→ **TASK OBJECTIVE**
Copy every line that contains the string "flies" from the entries below.

→ **GIVEN ENTRIES**
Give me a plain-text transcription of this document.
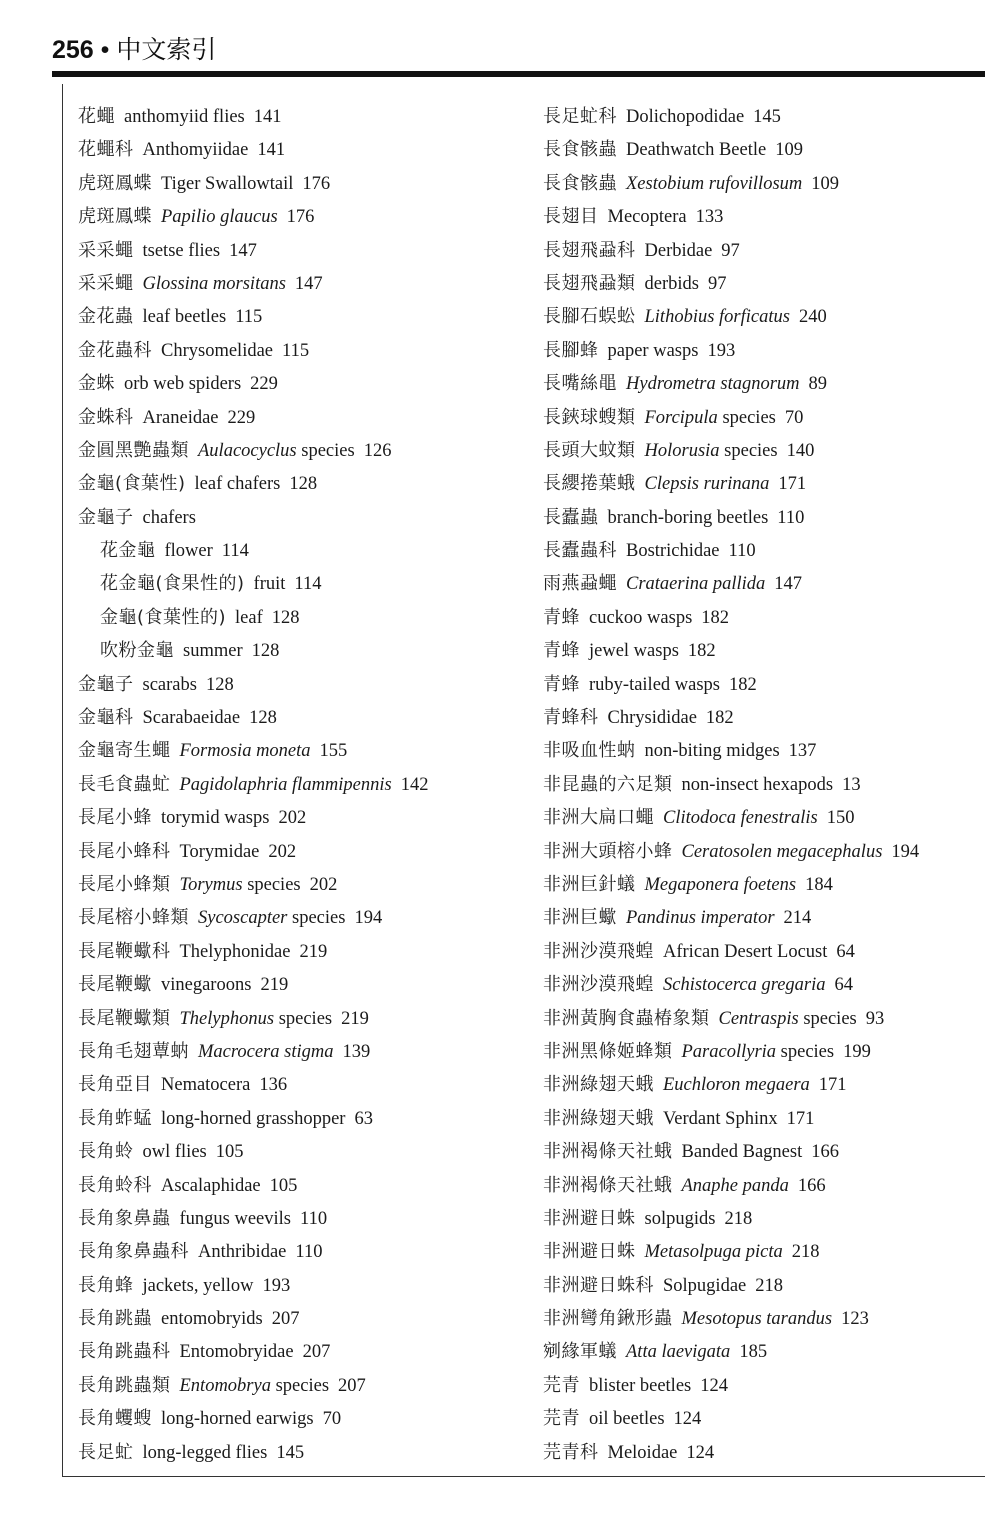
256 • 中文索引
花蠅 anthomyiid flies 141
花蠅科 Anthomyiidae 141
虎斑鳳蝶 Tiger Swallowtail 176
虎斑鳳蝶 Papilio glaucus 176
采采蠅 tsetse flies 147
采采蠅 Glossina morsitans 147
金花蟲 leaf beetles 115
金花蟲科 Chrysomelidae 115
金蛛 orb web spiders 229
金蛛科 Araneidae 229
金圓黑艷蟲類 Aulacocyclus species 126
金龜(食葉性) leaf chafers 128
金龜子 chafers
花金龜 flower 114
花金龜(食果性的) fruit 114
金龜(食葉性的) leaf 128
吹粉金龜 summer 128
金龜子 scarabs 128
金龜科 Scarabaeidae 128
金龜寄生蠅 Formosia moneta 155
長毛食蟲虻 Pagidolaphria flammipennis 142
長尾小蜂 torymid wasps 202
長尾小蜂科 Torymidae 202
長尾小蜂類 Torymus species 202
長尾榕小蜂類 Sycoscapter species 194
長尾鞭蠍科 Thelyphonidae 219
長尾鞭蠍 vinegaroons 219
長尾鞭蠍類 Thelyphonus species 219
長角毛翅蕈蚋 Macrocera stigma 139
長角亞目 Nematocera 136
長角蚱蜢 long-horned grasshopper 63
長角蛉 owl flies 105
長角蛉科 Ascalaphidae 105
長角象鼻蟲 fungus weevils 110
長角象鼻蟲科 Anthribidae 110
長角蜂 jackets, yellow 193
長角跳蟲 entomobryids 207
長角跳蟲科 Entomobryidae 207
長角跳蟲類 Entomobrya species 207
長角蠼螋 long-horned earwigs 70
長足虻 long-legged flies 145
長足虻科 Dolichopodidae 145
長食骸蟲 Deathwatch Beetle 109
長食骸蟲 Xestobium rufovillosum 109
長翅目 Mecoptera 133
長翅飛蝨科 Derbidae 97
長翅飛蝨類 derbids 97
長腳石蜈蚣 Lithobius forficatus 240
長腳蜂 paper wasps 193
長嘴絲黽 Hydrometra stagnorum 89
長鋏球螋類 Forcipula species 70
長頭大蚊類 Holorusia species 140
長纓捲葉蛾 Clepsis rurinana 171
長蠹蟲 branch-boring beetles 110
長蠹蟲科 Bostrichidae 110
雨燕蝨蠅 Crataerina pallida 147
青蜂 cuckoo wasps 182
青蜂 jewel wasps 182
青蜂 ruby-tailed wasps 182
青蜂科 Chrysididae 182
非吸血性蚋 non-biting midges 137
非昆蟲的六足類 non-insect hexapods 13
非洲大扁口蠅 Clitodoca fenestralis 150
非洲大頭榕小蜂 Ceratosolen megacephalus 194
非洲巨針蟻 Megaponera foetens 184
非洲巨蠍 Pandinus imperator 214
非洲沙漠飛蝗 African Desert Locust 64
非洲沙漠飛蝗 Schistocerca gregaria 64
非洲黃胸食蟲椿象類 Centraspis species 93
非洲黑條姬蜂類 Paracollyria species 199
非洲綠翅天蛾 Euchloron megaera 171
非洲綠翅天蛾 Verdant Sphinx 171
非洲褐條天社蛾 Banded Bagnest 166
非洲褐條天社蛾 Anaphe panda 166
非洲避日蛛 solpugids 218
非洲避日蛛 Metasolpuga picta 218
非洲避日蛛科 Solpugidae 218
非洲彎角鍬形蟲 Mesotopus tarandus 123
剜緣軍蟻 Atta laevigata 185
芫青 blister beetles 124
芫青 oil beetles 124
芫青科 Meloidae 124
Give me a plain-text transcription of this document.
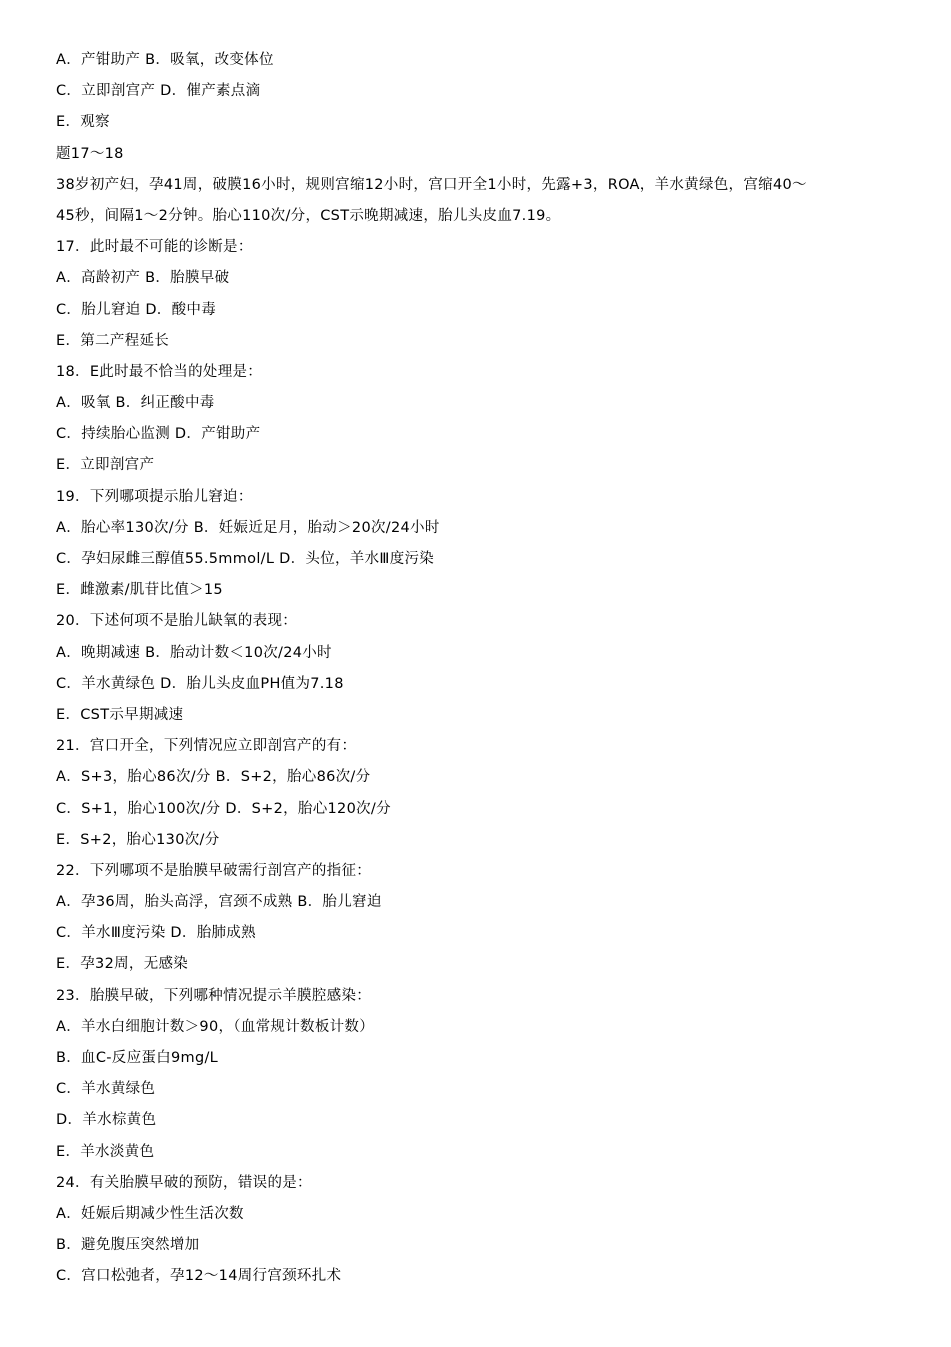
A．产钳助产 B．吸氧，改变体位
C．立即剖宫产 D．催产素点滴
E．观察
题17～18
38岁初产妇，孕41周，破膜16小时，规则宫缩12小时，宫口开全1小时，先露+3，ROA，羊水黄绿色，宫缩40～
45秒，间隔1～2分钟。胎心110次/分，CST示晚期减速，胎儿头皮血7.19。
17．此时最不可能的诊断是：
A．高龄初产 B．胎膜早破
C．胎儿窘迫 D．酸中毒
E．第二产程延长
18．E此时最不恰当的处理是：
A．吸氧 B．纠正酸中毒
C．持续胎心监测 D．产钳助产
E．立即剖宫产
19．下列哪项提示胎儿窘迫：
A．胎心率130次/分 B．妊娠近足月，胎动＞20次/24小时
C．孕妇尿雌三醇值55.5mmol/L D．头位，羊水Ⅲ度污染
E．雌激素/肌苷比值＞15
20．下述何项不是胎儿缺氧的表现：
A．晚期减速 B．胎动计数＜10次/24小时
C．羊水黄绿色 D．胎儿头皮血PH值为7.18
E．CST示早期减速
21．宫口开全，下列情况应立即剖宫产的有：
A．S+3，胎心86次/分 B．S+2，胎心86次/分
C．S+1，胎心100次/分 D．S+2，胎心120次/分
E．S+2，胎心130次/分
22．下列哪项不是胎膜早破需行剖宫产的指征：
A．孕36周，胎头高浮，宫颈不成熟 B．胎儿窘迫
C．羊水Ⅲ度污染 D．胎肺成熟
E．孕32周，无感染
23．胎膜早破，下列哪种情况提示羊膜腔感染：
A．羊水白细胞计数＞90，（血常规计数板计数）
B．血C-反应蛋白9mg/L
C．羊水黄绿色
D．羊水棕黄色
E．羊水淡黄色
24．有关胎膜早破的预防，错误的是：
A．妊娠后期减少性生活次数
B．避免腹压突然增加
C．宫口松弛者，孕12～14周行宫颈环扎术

→ **SOLUTION TO THE PROBLEM**
花蠅 anthomyiid flies 141
采采蠅 tsetse flies 147
長角蛉 owl flies 105
長足虻 long-legged flies 145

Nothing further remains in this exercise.